### WHAT YOU WILL DO
Below are the records. Restate word for word every line from the one that contains "What text is on this page?" through the final line, both included.

### MATERIAL FOR THIS EXERCISE
--------------------------------------------------

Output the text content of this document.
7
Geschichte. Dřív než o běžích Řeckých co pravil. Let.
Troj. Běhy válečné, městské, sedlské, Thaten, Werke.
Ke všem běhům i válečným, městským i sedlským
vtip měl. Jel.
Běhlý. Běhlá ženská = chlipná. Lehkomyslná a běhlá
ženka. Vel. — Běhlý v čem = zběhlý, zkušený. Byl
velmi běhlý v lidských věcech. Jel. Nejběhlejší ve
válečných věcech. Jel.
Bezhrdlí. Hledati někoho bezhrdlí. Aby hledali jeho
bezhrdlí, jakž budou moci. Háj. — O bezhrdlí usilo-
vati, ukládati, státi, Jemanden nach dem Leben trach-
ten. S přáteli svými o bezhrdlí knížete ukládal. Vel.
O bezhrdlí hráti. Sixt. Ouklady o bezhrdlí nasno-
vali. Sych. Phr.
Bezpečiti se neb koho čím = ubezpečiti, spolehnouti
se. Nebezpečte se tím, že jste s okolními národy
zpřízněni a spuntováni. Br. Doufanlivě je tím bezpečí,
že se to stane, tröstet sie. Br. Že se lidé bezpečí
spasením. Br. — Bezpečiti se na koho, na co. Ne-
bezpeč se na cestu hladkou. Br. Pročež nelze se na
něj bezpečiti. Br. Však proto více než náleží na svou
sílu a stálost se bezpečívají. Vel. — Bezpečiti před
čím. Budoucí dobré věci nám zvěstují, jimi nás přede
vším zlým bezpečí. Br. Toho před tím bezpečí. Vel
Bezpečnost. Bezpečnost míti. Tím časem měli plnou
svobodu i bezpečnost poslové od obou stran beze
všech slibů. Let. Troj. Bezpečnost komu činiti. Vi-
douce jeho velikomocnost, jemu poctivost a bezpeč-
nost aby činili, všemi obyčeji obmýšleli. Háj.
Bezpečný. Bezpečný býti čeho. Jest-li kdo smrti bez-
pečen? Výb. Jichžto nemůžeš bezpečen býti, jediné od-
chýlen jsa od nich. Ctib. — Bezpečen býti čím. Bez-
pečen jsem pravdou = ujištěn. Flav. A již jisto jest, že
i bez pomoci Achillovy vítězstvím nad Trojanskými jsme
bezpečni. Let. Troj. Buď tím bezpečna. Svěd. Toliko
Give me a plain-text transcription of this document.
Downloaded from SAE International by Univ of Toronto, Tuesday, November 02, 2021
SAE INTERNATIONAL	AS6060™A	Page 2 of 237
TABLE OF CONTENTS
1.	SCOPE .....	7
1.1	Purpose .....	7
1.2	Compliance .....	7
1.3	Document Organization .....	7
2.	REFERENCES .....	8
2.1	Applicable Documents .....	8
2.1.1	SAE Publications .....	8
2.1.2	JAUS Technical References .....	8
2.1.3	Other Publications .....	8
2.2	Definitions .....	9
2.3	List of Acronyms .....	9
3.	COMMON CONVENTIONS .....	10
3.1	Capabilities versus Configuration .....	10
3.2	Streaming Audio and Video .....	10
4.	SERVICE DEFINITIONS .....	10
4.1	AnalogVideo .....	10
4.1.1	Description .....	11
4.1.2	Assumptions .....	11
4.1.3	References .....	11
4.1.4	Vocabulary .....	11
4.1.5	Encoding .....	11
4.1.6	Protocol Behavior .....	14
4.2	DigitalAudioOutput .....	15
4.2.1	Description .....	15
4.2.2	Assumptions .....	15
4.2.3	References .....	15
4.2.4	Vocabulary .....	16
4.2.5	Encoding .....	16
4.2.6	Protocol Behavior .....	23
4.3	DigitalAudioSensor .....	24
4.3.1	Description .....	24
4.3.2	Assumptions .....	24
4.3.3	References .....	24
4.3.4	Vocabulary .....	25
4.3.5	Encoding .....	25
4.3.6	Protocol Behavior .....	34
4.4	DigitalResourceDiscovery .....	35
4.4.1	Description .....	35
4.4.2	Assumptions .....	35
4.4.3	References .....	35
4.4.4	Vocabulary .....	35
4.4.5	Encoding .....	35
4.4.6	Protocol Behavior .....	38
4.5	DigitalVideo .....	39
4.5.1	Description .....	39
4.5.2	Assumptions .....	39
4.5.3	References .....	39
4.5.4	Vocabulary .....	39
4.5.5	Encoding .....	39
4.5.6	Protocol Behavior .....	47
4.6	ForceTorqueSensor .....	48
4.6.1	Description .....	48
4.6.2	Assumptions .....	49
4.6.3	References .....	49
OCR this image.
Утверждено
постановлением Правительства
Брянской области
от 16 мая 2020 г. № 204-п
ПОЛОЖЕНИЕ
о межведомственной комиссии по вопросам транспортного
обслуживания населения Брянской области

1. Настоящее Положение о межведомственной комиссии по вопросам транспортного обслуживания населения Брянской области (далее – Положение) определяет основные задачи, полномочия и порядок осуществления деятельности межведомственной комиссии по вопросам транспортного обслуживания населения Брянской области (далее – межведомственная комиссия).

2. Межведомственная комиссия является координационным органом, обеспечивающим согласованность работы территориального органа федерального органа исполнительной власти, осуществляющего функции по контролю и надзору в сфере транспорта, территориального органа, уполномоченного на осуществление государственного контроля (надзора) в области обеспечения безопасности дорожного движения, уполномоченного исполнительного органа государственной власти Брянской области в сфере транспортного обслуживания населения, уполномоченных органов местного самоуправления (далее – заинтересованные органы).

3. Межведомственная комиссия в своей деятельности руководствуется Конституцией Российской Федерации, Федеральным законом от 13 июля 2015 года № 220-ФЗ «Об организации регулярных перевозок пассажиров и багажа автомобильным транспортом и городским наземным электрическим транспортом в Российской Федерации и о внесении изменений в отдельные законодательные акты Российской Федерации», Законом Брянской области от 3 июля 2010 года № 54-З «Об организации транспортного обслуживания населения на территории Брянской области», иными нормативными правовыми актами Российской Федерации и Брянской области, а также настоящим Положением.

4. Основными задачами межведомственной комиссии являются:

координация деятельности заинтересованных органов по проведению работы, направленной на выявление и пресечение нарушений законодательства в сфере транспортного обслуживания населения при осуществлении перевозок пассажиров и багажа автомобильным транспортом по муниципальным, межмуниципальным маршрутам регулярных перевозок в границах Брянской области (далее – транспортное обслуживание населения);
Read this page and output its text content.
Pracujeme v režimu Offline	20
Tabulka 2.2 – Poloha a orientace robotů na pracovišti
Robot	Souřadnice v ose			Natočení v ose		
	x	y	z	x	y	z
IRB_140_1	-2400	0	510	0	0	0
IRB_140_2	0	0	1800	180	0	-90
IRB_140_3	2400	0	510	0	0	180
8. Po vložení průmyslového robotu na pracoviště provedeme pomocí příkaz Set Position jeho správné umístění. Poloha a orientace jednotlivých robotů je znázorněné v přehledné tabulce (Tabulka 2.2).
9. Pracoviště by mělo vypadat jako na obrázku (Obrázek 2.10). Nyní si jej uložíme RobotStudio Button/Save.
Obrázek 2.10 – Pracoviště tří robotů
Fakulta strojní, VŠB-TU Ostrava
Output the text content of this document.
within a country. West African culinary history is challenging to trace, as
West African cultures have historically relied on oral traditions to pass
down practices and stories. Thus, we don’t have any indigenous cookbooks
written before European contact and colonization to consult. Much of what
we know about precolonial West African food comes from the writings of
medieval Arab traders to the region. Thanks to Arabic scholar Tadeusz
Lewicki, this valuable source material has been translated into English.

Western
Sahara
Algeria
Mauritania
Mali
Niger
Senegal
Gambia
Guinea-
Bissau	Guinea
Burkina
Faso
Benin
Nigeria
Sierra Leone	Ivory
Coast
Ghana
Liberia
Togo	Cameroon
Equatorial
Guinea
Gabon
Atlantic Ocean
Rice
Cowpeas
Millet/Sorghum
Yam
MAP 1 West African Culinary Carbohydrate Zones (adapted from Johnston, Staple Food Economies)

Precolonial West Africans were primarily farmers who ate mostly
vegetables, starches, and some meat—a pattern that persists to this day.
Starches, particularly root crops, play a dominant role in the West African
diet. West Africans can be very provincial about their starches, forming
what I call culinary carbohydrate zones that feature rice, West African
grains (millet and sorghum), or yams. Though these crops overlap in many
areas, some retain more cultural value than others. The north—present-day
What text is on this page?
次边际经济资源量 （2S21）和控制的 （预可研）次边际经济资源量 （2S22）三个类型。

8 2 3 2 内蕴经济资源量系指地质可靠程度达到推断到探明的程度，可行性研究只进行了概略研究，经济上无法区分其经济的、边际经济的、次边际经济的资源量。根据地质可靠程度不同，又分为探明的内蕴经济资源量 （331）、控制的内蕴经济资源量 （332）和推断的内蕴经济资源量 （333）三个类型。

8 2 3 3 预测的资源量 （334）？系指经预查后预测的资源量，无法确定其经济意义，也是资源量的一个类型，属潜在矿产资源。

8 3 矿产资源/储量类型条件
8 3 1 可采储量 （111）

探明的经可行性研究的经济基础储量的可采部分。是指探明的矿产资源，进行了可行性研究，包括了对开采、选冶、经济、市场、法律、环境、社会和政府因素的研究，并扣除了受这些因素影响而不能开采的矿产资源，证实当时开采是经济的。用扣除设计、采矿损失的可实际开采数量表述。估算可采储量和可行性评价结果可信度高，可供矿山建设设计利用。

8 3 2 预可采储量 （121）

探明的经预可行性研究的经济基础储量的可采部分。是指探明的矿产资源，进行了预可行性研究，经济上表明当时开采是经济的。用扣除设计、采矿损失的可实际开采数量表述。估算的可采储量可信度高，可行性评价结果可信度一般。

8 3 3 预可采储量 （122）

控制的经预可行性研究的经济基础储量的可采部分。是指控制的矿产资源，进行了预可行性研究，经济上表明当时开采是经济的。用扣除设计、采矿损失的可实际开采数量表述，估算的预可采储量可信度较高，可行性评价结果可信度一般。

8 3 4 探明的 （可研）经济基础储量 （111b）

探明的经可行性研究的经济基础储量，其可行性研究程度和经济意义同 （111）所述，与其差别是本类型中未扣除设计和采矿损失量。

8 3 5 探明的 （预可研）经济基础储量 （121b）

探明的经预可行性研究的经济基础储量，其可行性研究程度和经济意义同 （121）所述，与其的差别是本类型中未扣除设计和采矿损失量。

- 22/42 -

--------------------------------------------------

### PROBLEM SOLUTION
What text is on this page?
次边际经济资源量 （2S21）和控制的 （预可研）次边际经济资源量 （2S22）三个类型。

8 2 3 2 内蕴经济资源量系指地质可靠程度达到推断到探明的程度，可行性研究只进行了概略研究，经济上无法区分其经济的、边际经济的、次边际经济的资源量。根据地质可靠程度不同，又分为探明的内蕴经济资源量 （331）、控制的内蕴经济资源量 （332）和推断的内蕴经济资源量 （333）三个类型。

8 2 3 3 预测的资源量 （334）？系指经预查后预测的资源量，无法确定其经济意义，也是资源量的一个类型，属潜在矿产资源。

8 3 矿产资源/储量类型条件
8 3 1 可采储量 （111）

探明的经可行性研究的经济基础储量的可采部分。是指探明的矿产资源，进行了可行性研究，包括了对开采、选冶、经济、市场、法律、环境、社会和政府因素的研究，并扣除了受这些因素影响而不能开采的矿产资源，证实当时开采是经济的。用扣除设计、采矿损失的可实际开采数量表述。估算可采储量和可行性评价结果可信度高，可供矿山建设设计利用。

8 3 2 预可采储量 （121）

探明的经预可行性研究的经济基础储量的可采部分。是指探明的矿产资源，进行了预可行性研究，经济上表明当时开采是经济的。用扣除设计、采矿损失的可实际开采数量表述。估算的可采储量可信度高，可行性评价结果可信度一般。

8 3 3 预可采储量 （122）

控制的经预可行性研究的经济基础储量的可采部分。是指控制的矿产资源，进行了预可行性研究，经济上表明当时开采是经济的。用扣除设计、采矿损失的可实际开采数量表述，估算的预可采储量可信度较高，可行性评价结果可信度一般。

8 3 4 探明的 （可研）经济基础储量 （111b）

探明的经可行性研究的经济基础储量，其可行性研究程度和经济意义同 （111）所述，与其差别是本类型中未扣除设计和采矿损失量。

8 3 5 探明的 （预可研）经济基础储量 （121b）

探明的经预可行性研究的经济基础储量，其可行性研究程度和经济意义同 （121）所述，与其的差别是本类型中未扣除设计和采矿损失量。

- 22/42 -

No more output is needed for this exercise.